(Image-based layout entries)

★ ★ ★ ★ ★ ★ ★

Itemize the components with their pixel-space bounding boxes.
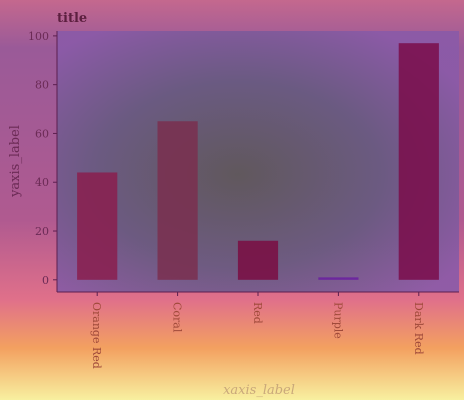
bars-group — [77, 43, 439, 280]
y-tick-label: 0 — [42, 274, 49, 287]
x-axis-label: xaxis_label — [223, 383, 295, 398]
y-tick-label: 20 — [35, 225, 49, 238]
x-ticks-group: Orange Red Coral Red Purple Dark Red — [90, 292, 425, 369]
y-tick-label: 60 — [35, 127, 49, 140]
x-tick-label: Red — [251, 302, 264, 324]
bar-dark-red — [398, 43, 439, 280]
x-tick-label: Orange Red — [90, 302, 103, 369]
x-tick-label: Purple — [331, 302, 344, 339]
bar-orange-red — [77, 172, 118, 280]
x-tick-label: Dark Red — [412, 302, 425, 355]
bar-purple — [318, 277, 359, 280]
y-tick-label: 100 — [28, 30, 49, 43]
y-ticks-group: 0 20 40 60 80 100 — [28, 30, 57, 287]
x-tick-label: Coral — [171, 302, 184, 333]
y-tick-label: 40 — [35, 176, 49, 189]
chart-title: title — [57, 11, 87, 26]
y-tick-label: 80 — [35, 79, 49, 92]
bar-coral — [157, 121, 198, 280]
y-axis-label: yaxis_label — [8, 125, 23, 198]
bar-red — [237, 240, 279, 280]
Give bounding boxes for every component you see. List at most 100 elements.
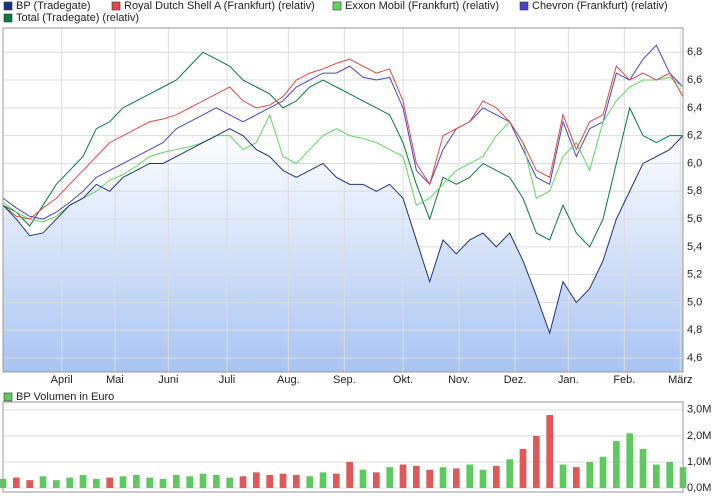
- volume-bar: [373, 472, 380, 488]
- volume-bar: [213, 474, 220, 488]
- legend-swatch: [3, 392, 13, 402]
- y-tick-label: 3,0M: [687, 404, 711, 416]
- y-tick-label: 6,2: [687, 130, 702, 142]
- plot-background: [3, 402, 683, 492]
- volume-bar: [506, 459, 513, 488]
- volume-bar: [626, 433, 633, 488]
- volume-bar: [93, 478, 100, 488]
- y-tick-label: 6,8: [687, 46, 702, 58]
- legend-swatch: [332, 1, 342, 11]
- volume-bar: [293, 474, 300, 488]
- series-line: [2, 58, 684, 220]
- volume-bar: [173, 474, 180, 488]
- x-tick-label: Dez.: [504, 374, 527, 386]
- y-tick-label: 5,6: [687, 213, 702, 225]
- x-tick-label: Okt.: [393, 374, 413, 386]
- y-tick-label: 1,0M: [687, 456, 711, 468]
- volume-bar: [186, 476, 193, 488]
- volume-bar: [413, 465, 420, 488]
- volume-bar: [333, 473, 340, 488]
- volume-bar: [146, 477, 153, 488]
- legend-label: Total (Tradegate) (relativ): [16, 12, 139, 24]
- y-tick-label: 6,4: [687, 102, 702, 114]
- y-tick-label: 4,6: [687, 352, 702, 364]
- y-tick-label: 5,2: [687, 269, 702, 281]
- x-tick-label: März: [668, 374, 692, 386]
- volume-bar: [26, 480, 33, 488]
- legend-label: Chevron (Frankfurt) (relativ): [532, 0, 668, 12]
- volume-bar: [493, 465, 500, 488]
- volume-bar: [253, 472, 260, 488]
- legend-swatch: [3, 13, 13, 23]
- volume-bar: [519, 448, 527, 488]
- x-tick-label: Feb.: [613, 374, 635, 386]
- legend-label: Exxon Mobil (Frankfurt) (relativ): [345, 0, 499, 12]
- series-line: [2, 76, 684, 223]
- volume-bar: [359, 469, 367, 488]
- series-line: [2, 51, 683, 248]
- area: [3, 128, 683, 372]
- volume-bar: [399, 464, 407, 488]
- x-tick-label: Aug.: [277, 374, 300, 386]
- volume-bar: [533, 435, 540, 488]
- volume-bar: [13, 477, 20, 488]
- x-tick-label: April: [51, 374, 73, 386]
- y-tick-label: 2,0M: [687, 430, 711, 442]
- legend-label: BP (Tradegate): [16, 0, 91, 12]
- y-tick-label: 6,6: [687, 74, 702, 86]
- series-line: [2, 44, 684, 220]
- volume-bar: [426, 469, 433, 488]
- volume-bar: [106, 477, 113, 488]
- y-tick-label: 4,8: [687, 324, 702, 336]
- volume-bar: [319, 472, 327, 488]
- volume-bar: [439, 467, 447, 488]
- volume-bar: [466, 464, 473, 488]
- legend-label: BP Volumen in Euro: [16, 391, 114, 403]
- y-tick-label: 5,0: [687, 296, 702, 308]
- volume-bar: [546, 415, 553, 488]
- x-tick-label: Sep.: [333, 374, 356, 386]
- volume-bar: [453, 468, 460, 488]
- volume-bar: [573, 467, 580, 488]
- volume-bar: [79, 474, 87, 488]
- plot-border: [2, 401, 684, 493]
- volume-bar: [559, 464, 567, 488]
- series-line: [2, 128, 684, 335]
- x-tick-label: Juni: [158, 374, 178, 386]
- volume-bar: [279, 473, 287, 488]
- x-tick-label: Nov.: [448, 374, 470, 386]
- volume-bar: [666, 461, 673, 488]
- volume-bar: [159, 478, 167, 488]
- legend-label: Royal Dutch Shell A (Frankfurt) (relativ…: [124, 0, 315, 12]
- y-tick-label: 6,0: [687, 157, 702, 169]
- volume-bar: [226, 477, 233, 488]
- volume-bar: [39, 476, 47, 488]
- volume-bar: [653, 464, 660, 488]
- y-tick-label: 0,0M: [687, 482, 711, 494]
- volume-bar: [639, 448, 647, 488]
- volume-bar: [306, 476, 313, 488]
- volume-bar: [586, 461, 593, 488]
- volume-bar: [66, 477, 73, 488]
- volume-bar: [239, 476, 247, 488]
- plot-border: [2, 27, 684, 373]
- legend-swatch: [519, 1, 529, 11]
- volume-bar: [119, 476, 127, 488]
- legend-swatch: [111, 1, 121, 11]
- y-tick-label: 5,8: [687, 185, 702, 197]
- x-tick-label: Juli: [219, 374, 236, 386]
- volume-bar: [479, 469, 487, 488]
- volume-bar: [199, 473, 207, 488]
- volume-bar: [599, 456, 607, 488]
- volume-bar: [53, 480, 60, 488]
- volume-bar: [266, 474, 273, 488]
- x-tick-label: Jan.: [558, 374, 579, 386]
- volume-bar: [613, 441, 620, 488]
- volume-bar: [133, 474, 140, 488]
- legend-swatch: [3, 1, 13, 11]
- volume-bar: [346, 461, 353, 488]
- volume-bar: [386, 467, 393, 488]
- y-tick-label: 5,4: [687, 241, 702, 253]
- x-tick-label: Mai: [106, 374, 124, 386]
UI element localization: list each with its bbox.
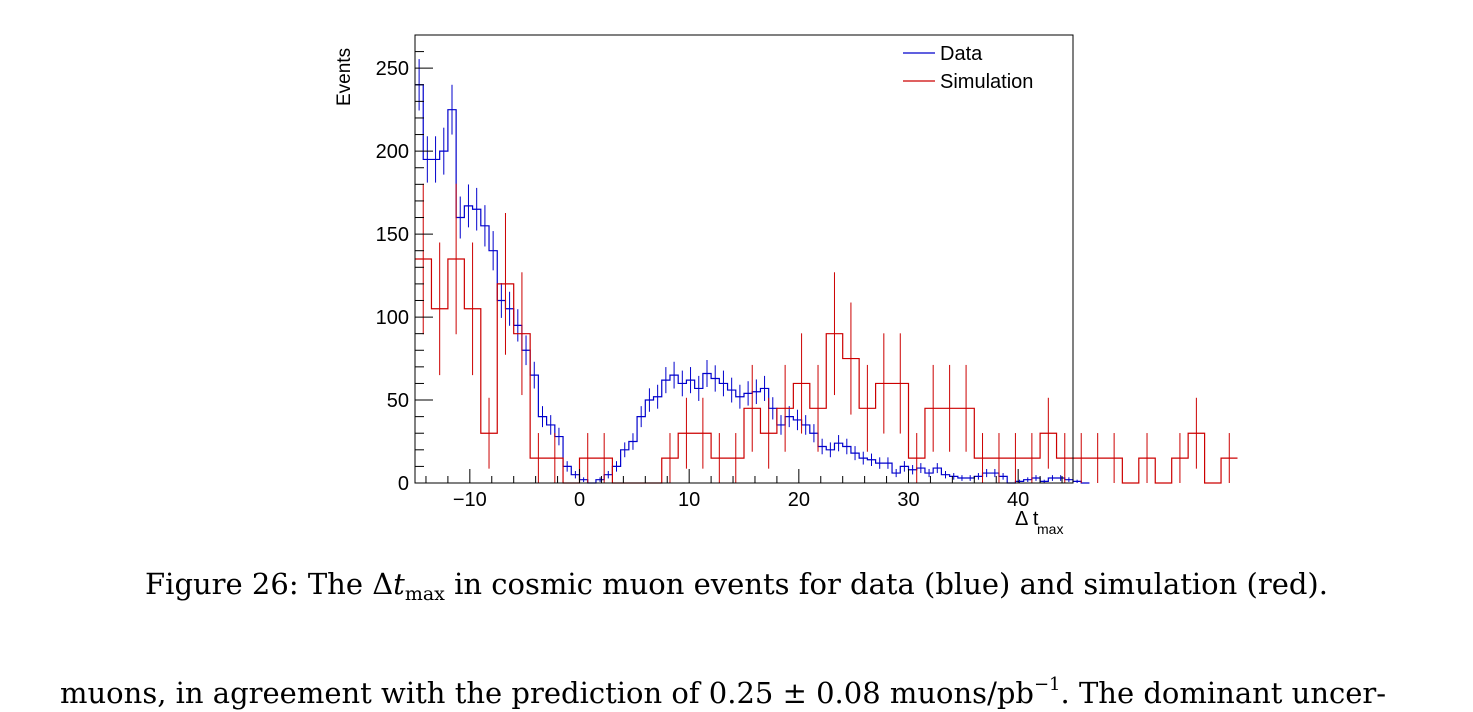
- body-text-after: . The dominant uncer-: [1060, 676, 1387, 710]
- body-text-before: muons, in agreement with the prediction …: [60, 676, 1034, 710]
- caption-suffix: in cosmic muon events for data (blue) an…: [444, 567, 1328, 601]
- histogram-figure: 0 50 100 150 200 250 −10 0 10 20 30 40 Events Δ tmax D…: [334, 34, 1238, 537]
- y-axis-title: Events: [334, 48, 355, 106]
- y-tick-label: 100: [376, 307, 409, 329]
- x-tick-label: −10: [453, 489, 487, 511]
- legend-label-data: Data: [940, 43, 983, 65]
- x-tick-label: 0: [574, 489, 585, 511]
- plot-frame: [414, 34, 1074, 484]
- y-tick-label: 50: [387, 390, 409, 412]
- y-tick-label: 250: [376, 58, 409, 80]
- body-paragraph: muons, in agreement with the prediction …: [60, 674, 1460, 710]
- x-tick-label: 10: [678, 489, 700, 511]
- y-tick-label: 150: [376, 224, 409, 246]
- caption-delta: Δ: [372, 567, 394, 601]
- body-text-sup: −1: [1033, 674, 1061, 695]
- caption-sub: max: [404, 583, 445, 605]
- caption-t: t: [393, 567, 405, 601]
- x-tick-label: 20: [788, 489, 810, 511]
- y-tick-label: 200: [376, 141, 409, 163]
- y-tick-label: 0: [398, 473, 409, 495]
- caption-prefix: Figure 26: The: [145, 567, 373, 601]
- x-tick-label: 40: [1007, 489, 1029, 511]
- x-axis-title-sub: max: [1037, 521, 1063, 537]
- series-simulation-line: [415, 258, 1238, 484]
- x-axis-title: Δ t: [1015, 508, 1039, 530]
- x-tick-label: 30: [897, 489, 919, 511]
- legend-label-simulation: Simulation: [940, 71, 1033, 93]
- figure-caption: Figure 26: The Δtmax in cosmic muon even…: [0, 567, 1473, 605]
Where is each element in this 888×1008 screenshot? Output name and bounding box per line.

★ ★ ★ ★ ★ ★ ★

Instructions to follow: Swap "y-axis-title" for "vertical-axis-title" in the lines between the one holding "- body-text-after: ." and the one holding "- x-tick-label: −10: [453, 489, 487, 511]", inclusive, and return only those lines with everything else unchanged.

The response:
- body-text-after: . The dominant uncer-: [1060, 676, 1387, 710]
- body-text-before: muons, in agreement with the prediction …: [60, 676, 1034, 710]
- caption-suffix: in cosmic muon events for data (blue) an…: [444, 567, 1328, 601]
- histogram-figure: 0 50 100 150 200 250 −10 0 10 20 30 40 Events Δ tmax D…: [334, 34, 1238, 537]
- vertical-axis-title: Events: [334, 48, 355, 106]
- y-tick-label: 100: [376, 307, 409, 329]
- x-tick-label: −10: [453, 489, 487, 511]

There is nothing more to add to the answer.